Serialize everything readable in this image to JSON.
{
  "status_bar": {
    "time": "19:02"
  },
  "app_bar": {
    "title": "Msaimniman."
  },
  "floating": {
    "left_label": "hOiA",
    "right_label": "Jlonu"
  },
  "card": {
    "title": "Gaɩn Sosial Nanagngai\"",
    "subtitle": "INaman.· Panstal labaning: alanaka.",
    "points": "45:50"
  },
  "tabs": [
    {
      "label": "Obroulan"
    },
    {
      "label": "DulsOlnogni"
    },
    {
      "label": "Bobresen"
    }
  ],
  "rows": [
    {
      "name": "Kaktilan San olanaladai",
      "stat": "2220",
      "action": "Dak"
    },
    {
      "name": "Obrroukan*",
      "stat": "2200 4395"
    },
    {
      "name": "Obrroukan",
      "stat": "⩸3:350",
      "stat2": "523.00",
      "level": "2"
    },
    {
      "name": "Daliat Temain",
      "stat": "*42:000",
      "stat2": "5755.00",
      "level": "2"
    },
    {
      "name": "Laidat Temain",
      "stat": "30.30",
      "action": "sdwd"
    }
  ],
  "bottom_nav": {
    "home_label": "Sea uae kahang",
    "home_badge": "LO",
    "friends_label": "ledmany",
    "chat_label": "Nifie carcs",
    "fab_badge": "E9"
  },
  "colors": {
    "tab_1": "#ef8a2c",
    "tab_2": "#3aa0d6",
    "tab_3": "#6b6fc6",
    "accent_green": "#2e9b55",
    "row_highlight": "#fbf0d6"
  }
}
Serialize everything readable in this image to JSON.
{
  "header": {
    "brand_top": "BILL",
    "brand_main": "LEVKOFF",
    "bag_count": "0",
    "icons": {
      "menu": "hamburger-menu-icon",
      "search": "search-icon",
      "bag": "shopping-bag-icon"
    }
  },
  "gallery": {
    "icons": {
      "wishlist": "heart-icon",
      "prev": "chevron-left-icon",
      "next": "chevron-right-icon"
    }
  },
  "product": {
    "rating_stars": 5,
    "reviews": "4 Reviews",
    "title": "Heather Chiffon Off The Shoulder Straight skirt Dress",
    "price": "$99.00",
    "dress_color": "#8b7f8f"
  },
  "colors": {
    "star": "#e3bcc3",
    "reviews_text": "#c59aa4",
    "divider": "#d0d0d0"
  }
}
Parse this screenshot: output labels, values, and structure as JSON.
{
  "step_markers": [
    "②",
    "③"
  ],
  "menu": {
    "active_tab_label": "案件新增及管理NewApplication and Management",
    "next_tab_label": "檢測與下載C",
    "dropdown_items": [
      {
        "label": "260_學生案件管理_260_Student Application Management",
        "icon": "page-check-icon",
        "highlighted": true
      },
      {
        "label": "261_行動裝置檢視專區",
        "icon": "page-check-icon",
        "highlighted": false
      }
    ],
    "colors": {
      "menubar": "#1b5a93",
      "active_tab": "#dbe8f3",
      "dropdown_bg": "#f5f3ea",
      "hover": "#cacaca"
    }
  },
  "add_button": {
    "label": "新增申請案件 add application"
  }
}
══════
▶ [WRITTEN EXERCISE]: Output the listing above without altering a single character.

▶ [SOLVED PROBLEM]:
Serialize everything readable in this image to JSON.
{
  "status_bar": {
    "time": "19:02"
  },
  "app_bar": {
    "title": "Msaimniman."
  },
  "floating": {
    "left_label": "hOiA",
    "right_label": "Jlonu"
  },
  "card": {
    "title": "Gaɩn Sosial Nanagngai\"",
    "subtitle": "INaman.· Panstal labaning: alanaka.",
    "points": "45:50"
  },
  "tabs": [
    {
      "label": "Obroulan"
    },
    {
      "label": "DulsOlnogni"
    },
    {
      "label": "Bobresen"
    }
  ],
  "rows": [
    {
      "name": "Kaktilan San olanaladai",
      "stat": "2220",
      "action": "Dak"
    },
    {
      "name": "Obrroukan*",
      "stat": "2200 4395"
    },
    {
      "name": "Obrroukan",
      "stat": "⩸3:350",
      "stat2": "523.00",
      "level": "2"
    },
    {
      "name": "Daliat Temain",
      "stat": "*42:000",
      "stat2": "5755.00",
      "level": "2"
    },
    {
      "name": "Laidat Temain",
      "stat": "30.30",
      "action": "sdwd"
    }
  ],
  "bottom_nav": {
    "home_label": "Sea uae kahang",
    "home_badge": "LO",
    "friends_label": "ledmany",
    "chat_label": "Nifie carcs",
    "fab_badge": "E9"
  },
  "colors": {
    "tab_1": "#ef8a2c",
    "tab_2": "#3aa0d6",
    "tab_3": "#6b6fc6",
    "accent_green": "#2e9b55",
    "row_highlight": "#fbf0d6"
  }
}
Serialize everything readable in this image to JSON.
{
  "header": {
    "brand_top": "BILL",
    "brand_main": "LEVKOFF",
    "bag_count": "0",
    "icons": {
      "menu": "hamburger-menu-icon",
      "search": "search-icon",
      "bag": "shopping-bag-icon"
    }
  },
  "gallery": {
    "icons": {
      "wishlist": "heart-icon",
      "prev": "chevron-left-icon",
      "next": "chevron-right-icon"
    }
  },
  "product": {
    "rating_stars": 5,
    "reviews": "4 Reviews",
    "title": "Heather Chiffon Off The Shoulder Straight skirt Dress",
    "price": "$99.00",
    "dress_color": "#8b7f8f"
  },
  "colors": {
    "star": "#e3bcc3",
    "reviews_text": "#c59aa4",
    "divider": "#d0d0d0"
  }
}
Parse this screenshot: output labels, values, and structure as JSON.
{
  "step_markers": [
    "②",
    "③"
  ],
  "menu": {
    "active_tab_label": "案件新增及管理NewApplication and Management",
    "next_tab_label": "檢測與下載C",
    "dropdown_items": [
      {
        "label": "260_學生案件管理_260_Student Application Management",
        "icon": "page-check-icon",
        "highlighted": true
      },
      {
        "label": "261_行動裝置檢視專區",
        "icon": "page-check-icon",
        "highlighted": false
      }
    ],
    "colors": {
      "menubar": "#1b5a93",
      "active_tab": "#dbe8f3",
      "dropdown_bg": "#f5f3ea",
      "hover": "#cacaca"
    }
  },
  "add_button": {
    "label": "新增申請案件 add application"
  }
}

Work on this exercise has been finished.